Aim of the exercise. Note how many lines hold the string "this" and give that number without any other words.

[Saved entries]
========================================================================

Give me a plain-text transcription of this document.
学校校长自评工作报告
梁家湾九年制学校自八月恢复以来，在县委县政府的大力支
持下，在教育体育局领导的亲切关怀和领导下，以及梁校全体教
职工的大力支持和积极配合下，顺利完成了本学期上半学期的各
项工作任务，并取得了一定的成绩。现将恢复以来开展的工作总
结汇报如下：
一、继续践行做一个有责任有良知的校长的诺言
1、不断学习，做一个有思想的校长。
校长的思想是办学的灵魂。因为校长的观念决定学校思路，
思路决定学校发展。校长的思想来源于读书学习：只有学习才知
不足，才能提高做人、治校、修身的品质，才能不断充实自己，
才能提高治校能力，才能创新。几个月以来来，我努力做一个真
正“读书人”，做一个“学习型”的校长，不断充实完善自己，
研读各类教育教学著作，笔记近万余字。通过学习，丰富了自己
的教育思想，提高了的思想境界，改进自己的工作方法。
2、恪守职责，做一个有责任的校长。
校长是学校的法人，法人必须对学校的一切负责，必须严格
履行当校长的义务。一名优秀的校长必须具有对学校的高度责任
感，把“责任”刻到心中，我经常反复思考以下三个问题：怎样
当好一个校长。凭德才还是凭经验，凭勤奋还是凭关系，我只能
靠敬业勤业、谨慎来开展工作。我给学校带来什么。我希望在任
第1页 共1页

========================================================================

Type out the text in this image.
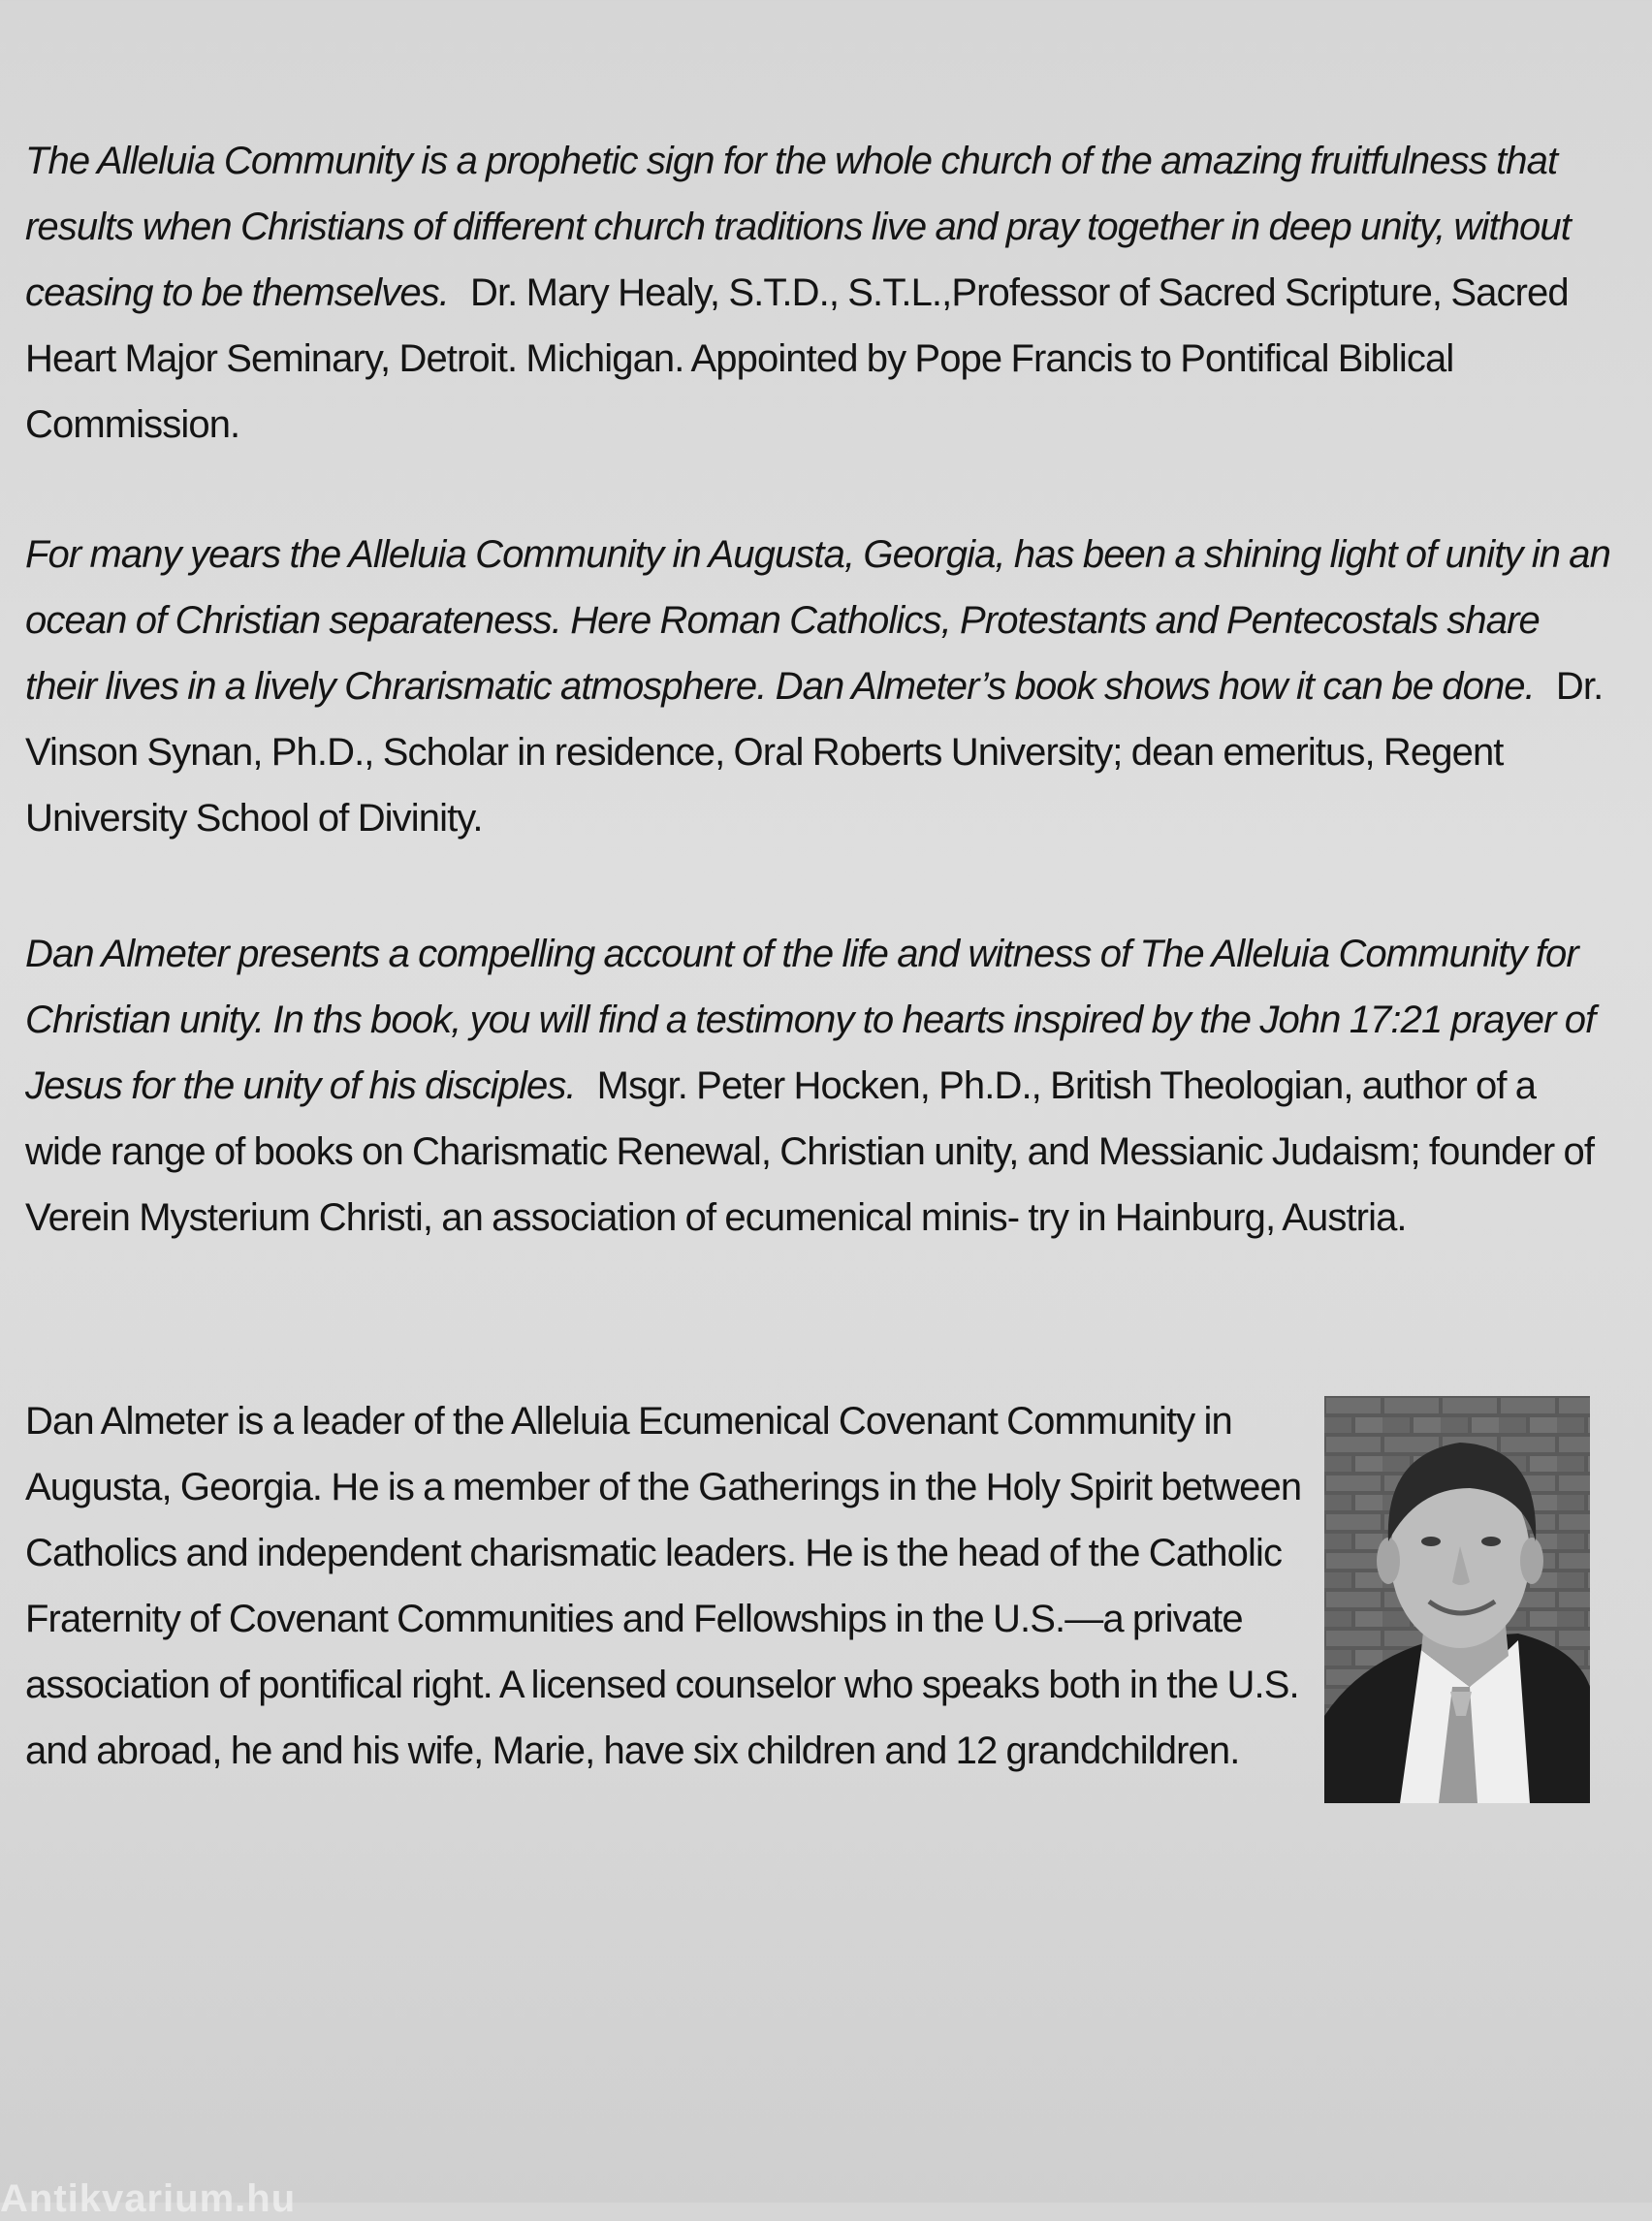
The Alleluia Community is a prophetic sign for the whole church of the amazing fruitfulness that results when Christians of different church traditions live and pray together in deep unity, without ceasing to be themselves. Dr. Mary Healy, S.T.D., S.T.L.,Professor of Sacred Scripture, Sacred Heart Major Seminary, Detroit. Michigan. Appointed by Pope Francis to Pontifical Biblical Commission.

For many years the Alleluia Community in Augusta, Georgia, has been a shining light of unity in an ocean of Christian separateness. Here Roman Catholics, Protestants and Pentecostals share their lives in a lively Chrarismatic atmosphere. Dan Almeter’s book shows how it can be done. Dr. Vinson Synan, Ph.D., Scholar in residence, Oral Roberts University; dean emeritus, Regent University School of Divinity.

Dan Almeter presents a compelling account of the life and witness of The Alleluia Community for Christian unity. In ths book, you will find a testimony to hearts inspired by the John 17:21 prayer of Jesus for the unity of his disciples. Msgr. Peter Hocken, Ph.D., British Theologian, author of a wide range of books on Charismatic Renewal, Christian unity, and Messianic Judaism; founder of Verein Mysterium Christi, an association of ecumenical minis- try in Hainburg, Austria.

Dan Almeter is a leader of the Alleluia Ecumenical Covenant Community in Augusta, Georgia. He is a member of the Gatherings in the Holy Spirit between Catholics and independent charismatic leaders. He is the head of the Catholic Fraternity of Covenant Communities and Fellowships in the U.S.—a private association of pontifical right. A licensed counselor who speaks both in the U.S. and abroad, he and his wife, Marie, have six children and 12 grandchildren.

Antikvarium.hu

========================================================================

Complete answer. 2